::: Excerpt to read
Christians weigh in on whether it matters that the high court will likely lack Protestant representation.

Christianity Today April 9, 2010

Justice John Paul Stevens, described in mediareports as the last remaining Protestant on the Supreme Court, announced Friday that he would retire.

In 2006, the court began to have a Catholic majority. Chief Justice John Roberts and Justices Antonin Scalia, Clarence Thomas, and Samuel Alito tend to fall on the conservative side of the court compared to fellow Catholic Justices Sonya Sotomayor and Anthony Kennedy. Justices Ruth Bader Ginsburg and Stephen Breyer are Jewish.

“If religion is a factor, it’s not going to be in the top five by any means,” said Carl Esbeck, a law professor at the University of Missouri. “That said, one’s religious faith or absence thereof says a lot about your worldview, which affects your work. You want a variety of worldviews on the court.”

Non-evangelicals have done much of the heavy hitting for evangelicals in the law, said Notre Dame history professor Mark Noll. “Witness intense evangelical support for the George W. Bush Catholic nominees to the Supreme Court,” Noll said.

Institutions historically founded by Protestants have well-regarded law schools, such as Northwestern, Duke, Vanderbilt, and Emory.

“But how much Protestantism is left in those law schools? Catholics have law schools ranked in the top 30: Boston College, Georgetown, and Notre Dame, where something distinctively Catholic remains in each one,” Noll said. “Clearly, the day when the higher levels of American public life were reflexively Protestant, near-Protestant, or humanistic with a Protestant tinge are past.”

Christian groups often voice concern on how the high court could rule on cases related to abortion or religious freedom.

“For those who care about religious freedom, you want a fair number of justices to understand religion,” Esbeck said. “If you don’t value religious liberty, you’re going to not weigh religious freedom in the face of some counter policy like non-discrimination or national security.”

Stevens advocated for a strict separation between church and state, as argued in his dissent from a 2002 decision upholding a voucher program that allowed students to attend private religious schools.

“Whenever we remove a brick from the wall that was designed to separate religion and government, we increase the risk of religious strife and weaken the foundations of our democracy,” Stevens wrote.
::::::
::: Given records
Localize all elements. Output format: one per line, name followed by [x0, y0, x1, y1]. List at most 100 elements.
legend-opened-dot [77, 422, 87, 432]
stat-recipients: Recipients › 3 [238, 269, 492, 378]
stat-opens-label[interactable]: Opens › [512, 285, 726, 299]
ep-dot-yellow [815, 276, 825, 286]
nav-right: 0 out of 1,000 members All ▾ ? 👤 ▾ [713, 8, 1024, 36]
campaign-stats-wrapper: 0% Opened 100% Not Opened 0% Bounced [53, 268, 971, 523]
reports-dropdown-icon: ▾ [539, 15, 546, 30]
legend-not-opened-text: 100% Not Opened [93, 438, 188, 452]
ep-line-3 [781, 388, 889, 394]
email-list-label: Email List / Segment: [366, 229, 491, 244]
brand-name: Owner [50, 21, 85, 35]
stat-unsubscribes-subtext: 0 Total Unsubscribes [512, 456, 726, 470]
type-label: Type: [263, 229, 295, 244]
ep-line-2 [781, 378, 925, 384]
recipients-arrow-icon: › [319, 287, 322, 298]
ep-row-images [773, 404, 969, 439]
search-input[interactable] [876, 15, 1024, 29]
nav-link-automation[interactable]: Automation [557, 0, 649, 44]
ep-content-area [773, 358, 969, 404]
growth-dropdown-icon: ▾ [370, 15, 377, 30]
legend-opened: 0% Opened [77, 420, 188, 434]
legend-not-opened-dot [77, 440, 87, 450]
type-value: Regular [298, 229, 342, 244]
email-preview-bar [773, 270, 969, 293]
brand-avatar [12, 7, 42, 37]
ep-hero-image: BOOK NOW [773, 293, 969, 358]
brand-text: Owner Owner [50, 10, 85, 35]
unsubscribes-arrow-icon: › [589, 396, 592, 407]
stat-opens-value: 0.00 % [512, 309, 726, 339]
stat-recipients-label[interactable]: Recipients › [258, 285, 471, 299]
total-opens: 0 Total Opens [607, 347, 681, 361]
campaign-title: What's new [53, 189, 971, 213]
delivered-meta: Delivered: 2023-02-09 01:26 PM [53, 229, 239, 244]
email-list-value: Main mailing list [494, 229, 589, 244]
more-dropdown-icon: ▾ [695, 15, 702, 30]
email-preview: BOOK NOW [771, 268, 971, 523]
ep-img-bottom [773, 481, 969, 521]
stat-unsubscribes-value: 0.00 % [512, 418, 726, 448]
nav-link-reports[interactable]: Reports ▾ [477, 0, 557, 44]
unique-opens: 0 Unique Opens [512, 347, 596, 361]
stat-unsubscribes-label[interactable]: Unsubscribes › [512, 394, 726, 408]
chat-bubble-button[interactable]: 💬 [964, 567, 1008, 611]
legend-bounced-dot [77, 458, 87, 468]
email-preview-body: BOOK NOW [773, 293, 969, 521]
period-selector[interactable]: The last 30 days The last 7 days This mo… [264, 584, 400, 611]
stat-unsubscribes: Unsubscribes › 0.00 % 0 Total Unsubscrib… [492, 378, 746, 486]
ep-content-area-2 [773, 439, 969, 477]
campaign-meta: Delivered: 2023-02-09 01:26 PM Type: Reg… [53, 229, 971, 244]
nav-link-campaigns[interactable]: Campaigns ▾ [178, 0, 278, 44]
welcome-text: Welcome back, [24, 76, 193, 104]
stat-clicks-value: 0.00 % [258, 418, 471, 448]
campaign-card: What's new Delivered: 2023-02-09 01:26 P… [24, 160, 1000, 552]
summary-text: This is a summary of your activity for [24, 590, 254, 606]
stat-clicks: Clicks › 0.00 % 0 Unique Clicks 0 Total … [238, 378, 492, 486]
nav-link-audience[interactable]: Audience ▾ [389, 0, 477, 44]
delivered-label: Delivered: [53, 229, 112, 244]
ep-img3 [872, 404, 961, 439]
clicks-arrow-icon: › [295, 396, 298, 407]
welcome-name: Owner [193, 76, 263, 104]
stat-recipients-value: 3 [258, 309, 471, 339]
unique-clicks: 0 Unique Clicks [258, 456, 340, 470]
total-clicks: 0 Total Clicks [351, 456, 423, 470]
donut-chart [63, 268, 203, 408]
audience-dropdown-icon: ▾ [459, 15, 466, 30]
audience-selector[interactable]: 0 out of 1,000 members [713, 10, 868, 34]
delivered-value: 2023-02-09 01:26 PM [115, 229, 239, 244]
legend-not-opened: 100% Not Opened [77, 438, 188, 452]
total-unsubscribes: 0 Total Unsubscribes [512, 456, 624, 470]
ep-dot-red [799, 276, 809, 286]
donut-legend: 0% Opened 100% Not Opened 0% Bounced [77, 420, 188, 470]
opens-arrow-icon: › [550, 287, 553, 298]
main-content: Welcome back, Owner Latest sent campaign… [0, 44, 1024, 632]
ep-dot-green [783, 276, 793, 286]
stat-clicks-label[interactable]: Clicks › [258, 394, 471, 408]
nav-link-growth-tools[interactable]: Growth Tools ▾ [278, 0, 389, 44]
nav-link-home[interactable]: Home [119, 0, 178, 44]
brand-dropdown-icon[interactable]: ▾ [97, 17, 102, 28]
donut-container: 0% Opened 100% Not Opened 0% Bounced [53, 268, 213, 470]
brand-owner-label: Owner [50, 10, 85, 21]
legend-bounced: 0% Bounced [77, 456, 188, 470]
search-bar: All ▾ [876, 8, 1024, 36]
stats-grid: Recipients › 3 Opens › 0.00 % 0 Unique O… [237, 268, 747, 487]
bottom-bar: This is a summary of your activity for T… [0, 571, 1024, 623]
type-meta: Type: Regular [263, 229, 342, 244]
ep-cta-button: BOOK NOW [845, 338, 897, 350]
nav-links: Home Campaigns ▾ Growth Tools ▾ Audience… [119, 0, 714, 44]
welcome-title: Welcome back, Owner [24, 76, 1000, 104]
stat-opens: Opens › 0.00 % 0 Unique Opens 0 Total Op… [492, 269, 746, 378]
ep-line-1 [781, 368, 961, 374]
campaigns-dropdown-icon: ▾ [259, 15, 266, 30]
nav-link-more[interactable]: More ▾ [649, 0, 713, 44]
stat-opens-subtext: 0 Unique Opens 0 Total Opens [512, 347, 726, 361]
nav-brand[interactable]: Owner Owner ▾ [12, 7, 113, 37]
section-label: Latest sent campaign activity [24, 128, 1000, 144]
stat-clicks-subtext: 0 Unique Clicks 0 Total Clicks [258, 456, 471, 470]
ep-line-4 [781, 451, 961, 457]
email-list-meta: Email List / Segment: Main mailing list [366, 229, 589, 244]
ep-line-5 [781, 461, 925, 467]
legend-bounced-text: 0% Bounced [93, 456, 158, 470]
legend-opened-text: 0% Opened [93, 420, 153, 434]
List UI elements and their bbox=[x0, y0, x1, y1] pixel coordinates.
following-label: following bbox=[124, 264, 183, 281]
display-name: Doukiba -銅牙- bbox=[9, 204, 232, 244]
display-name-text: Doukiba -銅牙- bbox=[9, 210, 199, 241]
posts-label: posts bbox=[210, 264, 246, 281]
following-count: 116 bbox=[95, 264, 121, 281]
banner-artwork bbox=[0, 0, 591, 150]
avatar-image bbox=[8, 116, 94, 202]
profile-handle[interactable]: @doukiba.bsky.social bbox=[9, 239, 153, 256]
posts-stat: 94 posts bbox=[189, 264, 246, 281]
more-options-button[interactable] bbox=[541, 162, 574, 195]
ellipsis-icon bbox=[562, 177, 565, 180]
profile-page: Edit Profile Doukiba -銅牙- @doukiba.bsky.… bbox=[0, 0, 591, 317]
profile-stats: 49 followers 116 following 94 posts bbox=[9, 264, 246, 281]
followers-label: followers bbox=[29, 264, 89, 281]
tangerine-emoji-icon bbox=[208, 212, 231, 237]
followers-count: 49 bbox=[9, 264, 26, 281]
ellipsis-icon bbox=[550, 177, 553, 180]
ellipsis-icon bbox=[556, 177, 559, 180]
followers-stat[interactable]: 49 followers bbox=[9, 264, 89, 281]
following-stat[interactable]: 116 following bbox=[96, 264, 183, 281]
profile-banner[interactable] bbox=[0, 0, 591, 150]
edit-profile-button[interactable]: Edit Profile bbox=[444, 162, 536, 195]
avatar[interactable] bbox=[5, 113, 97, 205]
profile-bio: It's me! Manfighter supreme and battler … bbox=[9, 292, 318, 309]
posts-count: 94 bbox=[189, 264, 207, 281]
::::::
**What to work on**:
• 1. Output the rows as a Markdown table with the columns "Row" and "Line," starting at the first row and stopping after the row that contains "nav-link-reports[interactable]: Reports ▾". Leave out blank lines.
• 2. Write what comes next in the article about the Supreme Court losing its last Protestant justice, picking up after its final sentence.
The article and the rows are unrelated to each other.

**The results**:
• 1.
| Row | Line |
|---|---|
| 1 | Localize all elements. Output format: one per line, name followed by [x0, y0, x1, y1]. List at most 100 elements. |
| 2 | legend-opened-dot [77, 422, 87, 432] |
| 3 | stat-recipients: Recipients › 3 [238, 269, 492, 378] |
| 4 | stat-opens-label[interactable]: Opens › [512, 285, 726, 299] |
| 5 | ep-dot-yellow [815, 276, 825, 286] |
| 6 | nav-right: 0 out of 1,000 members All ▾ ? 👤 ▾ [713, 8, 1024, 36] |
| 7 | campaign-stats-wrapper: 0% Opened 100% Not Opened 0% Bounced [53, 268, 971, 523] |
| 8 | reports-dropdown-icon: ▾ [539, 15, 546, 30] |
| 9 | legend-not-opened-text: 100% Not Opened [93, 438, 188, 452] |
| 10 | ep-line-3 [781, 388, 889, 394] |
| 11 | email-list-label: Email List / Segment: [366, 229, 491, 244] |
| 12 | brand-name: Owner [50, 21, 85, 35] |
| 13 | stat-unsubscribes-subtext: 0 Total Unsubscribes [512, 456, 726, 470] |
| 14 | type-label: Type: [263, 229, 295, 244] |
| 15 | ep-line-2 [781, 378, 925, 384] |
| 16 | recipients-arrow-icon: › [319, 287, 322, 298] |
| 17 | ep-row-images [773, 404, 969, 439] |
| 18 | search-input[interactable] [876, 15, 1024, 29] |
| 19 | nav-link-automation[interactable]: Automation [557, 0, 649, 44] |
| 20 | ep-content-area [773, 358, 969, 404] |
| 21 | growth-dropdown-icon: ▾ [370, 15, 377, 30] |
| 22 | legend-opened: 0% Opened [77, 420, 188, 434] |
| 23 | legend-not-opened-dot [77, 440, 87, 450] |
| 24 | type-value: Regular [298, 229, 342, 244] |
| 25 | email-preview-bar [773, 270, 969, 293] |
| 26 | brand-avatar [12, 7, 42, 37] |
| 27 | ep-hero-image: BOOK NOW [773, 293, 969, 358] |
| 28 | brand-text: Owner Owner [50, 10, 85, 35] |
| 29 | unsubscribes-arrow-icon: › [589, 396, 592, 407] |
| 30 | stat-opens-value: 0.00 % [512, 309, 726, 339] |
| 31 | stat-recipients-label[interactable]: Recipients › [258, 285, 471, 299] |
| 32 | total-opens: 0 Total Opens [607, 347, 681, 361] |
| 33 | campaign-title: What's new [53, 189, 971, 213] |
| 34 | delivered-meta: Delivered: 2023-02-09 01:26 PM [53, 229, 239, 244] |
| 35 | email-list-value: Main mailing list [494, 229, 589, 244] |
| 36 | more-dropdown-icon: ▾ [695, 15, 702, 30] |
| 37 | email-preview: BOOK NOW [771, 268, 971, 523] |
| 38 | ep-img-bottom [773, 481, 969, 521] |
| 39 | stat-unsubscribes-value: 0.00 % [512, 418, 726, 448] |
| 40 | nav-link-reports[interactable]: Reports ▾ [477, 0, 557, 44] |

• 2.
National Public Radio reports that potential candidates for the open seat include Solicitor General Elena Kagan and federal judge Merrick Garland, both Jewish, as well as Michigan Governor Jennifer Granholm, who is Catholic, and federal judge Diane Wood, who is Protestant.

The Pew Forum on Religion & Public Life’s “Religious Landscape Survey” suggests that the country is about 51 percent Protestant, 24 percent Catholic, and 1.7 percent Jewish.

“I don’t think a person’s religious affiliation matters as much as their judicial philosophy,” said Mathew Staver, dean of Liberty University law school. “The rule of law is not to push an agenda.”

“I don’t think we would be fooled if President Obama picks someone with a Protestant affiliation,” Staver said. “It’s nice to have diversity, but the law is color blind and your skin color or religious affiliation shouldn’t be reflective of your decisions.”

Retired Supreme Court justice Sandra Day O’Connor told the Associated Press earlier this week that the high court should have more diversity.

“I think that religion should not be the basis for an appointment, but if that were the case, one would expect somewhere in the nine to see a Protestant or two,” she said. “You’ll probably see someone eventually.”

In a 2009 speech, Alito complained about “respectable people who have seriously raised the questions in serious publications about whether these individuals could be trusted to do their jobs.”

“There has been so much talk lately about the number of Catholics serving on the Supreme Court,” Alito said. “This is one of those questions that does not die.”